# Written problem:
Copy all lines of the listing that include the string "表明水面上升".

--

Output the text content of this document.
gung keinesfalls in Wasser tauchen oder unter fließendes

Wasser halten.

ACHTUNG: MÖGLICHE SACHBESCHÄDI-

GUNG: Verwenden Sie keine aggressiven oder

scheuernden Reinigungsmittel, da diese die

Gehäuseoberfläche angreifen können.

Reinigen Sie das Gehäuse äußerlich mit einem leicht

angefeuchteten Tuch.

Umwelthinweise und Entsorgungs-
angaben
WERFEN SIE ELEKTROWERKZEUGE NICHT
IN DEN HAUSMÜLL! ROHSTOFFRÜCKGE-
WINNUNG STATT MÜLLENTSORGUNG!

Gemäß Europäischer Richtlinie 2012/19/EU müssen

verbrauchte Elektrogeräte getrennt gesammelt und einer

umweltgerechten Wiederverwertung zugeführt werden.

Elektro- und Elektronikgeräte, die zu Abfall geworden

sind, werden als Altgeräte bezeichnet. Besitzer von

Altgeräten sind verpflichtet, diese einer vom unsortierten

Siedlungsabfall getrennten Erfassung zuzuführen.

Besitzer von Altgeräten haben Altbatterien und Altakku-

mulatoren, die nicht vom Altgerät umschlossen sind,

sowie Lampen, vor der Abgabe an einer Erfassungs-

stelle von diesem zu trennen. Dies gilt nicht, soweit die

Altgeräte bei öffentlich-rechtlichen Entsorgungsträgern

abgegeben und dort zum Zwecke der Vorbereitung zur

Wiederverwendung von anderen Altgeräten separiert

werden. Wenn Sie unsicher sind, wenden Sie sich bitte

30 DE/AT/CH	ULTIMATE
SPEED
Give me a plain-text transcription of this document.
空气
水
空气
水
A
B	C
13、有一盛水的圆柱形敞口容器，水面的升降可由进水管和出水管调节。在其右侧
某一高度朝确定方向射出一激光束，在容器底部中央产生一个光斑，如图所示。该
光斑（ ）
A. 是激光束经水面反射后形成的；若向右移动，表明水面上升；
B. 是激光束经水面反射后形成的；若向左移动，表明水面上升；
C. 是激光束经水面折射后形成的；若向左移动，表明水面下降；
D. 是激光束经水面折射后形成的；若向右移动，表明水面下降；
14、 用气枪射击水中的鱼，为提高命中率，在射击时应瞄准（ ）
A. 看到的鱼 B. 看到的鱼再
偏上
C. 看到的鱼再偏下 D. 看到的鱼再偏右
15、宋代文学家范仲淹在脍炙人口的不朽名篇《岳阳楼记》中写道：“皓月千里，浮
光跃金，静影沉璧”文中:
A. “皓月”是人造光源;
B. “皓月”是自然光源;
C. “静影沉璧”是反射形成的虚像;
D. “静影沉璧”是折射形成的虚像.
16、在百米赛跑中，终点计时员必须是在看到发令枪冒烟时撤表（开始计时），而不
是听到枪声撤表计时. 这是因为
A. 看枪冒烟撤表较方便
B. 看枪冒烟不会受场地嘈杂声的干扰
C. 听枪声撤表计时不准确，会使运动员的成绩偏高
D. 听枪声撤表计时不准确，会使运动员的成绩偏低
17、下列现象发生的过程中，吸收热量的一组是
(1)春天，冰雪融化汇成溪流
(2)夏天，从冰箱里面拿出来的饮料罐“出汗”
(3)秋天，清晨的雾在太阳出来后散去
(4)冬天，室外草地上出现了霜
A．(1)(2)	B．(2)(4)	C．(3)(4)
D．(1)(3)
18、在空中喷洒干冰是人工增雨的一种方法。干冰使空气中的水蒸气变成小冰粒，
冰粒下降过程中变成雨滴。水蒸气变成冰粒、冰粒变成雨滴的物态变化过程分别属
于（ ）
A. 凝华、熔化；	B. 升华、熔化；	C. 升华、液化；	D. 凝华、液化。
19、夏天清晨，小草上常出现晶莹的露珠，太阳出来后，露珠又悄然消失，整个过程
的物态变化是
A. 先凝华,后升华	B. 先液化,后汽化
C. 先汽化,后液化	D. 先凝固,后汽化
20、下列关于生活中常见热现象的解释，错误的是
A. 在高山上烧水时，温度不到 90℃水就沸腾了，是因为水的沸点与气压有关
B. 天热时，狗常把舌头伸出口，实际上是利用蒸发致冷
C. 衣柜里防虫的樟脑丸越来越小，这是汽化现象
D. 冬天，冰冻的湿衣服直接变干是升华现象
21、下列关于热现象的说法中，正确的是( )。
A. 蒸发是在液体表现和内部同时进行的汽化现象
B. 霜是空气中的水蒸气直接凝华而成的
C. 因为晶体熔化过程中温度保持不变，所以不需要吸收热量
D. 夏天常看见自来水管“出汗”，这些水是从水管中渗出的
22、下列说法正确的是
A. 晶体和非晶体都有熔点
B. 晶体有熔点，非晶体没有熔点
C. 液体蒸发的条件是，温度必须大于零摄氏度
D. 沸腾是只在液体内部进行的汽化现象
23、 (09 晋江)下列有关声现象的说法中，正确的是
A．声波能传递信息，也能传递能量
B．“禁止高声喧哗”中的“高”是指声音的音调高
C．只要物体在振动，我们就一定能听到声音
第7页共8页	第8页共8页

--

# Output of the task:
A. 是激光束经水面反射后形成的；若向右移动，表明水面上升；
B. 是激光束经水面反射后形成的；若向左移动，表明水面上升；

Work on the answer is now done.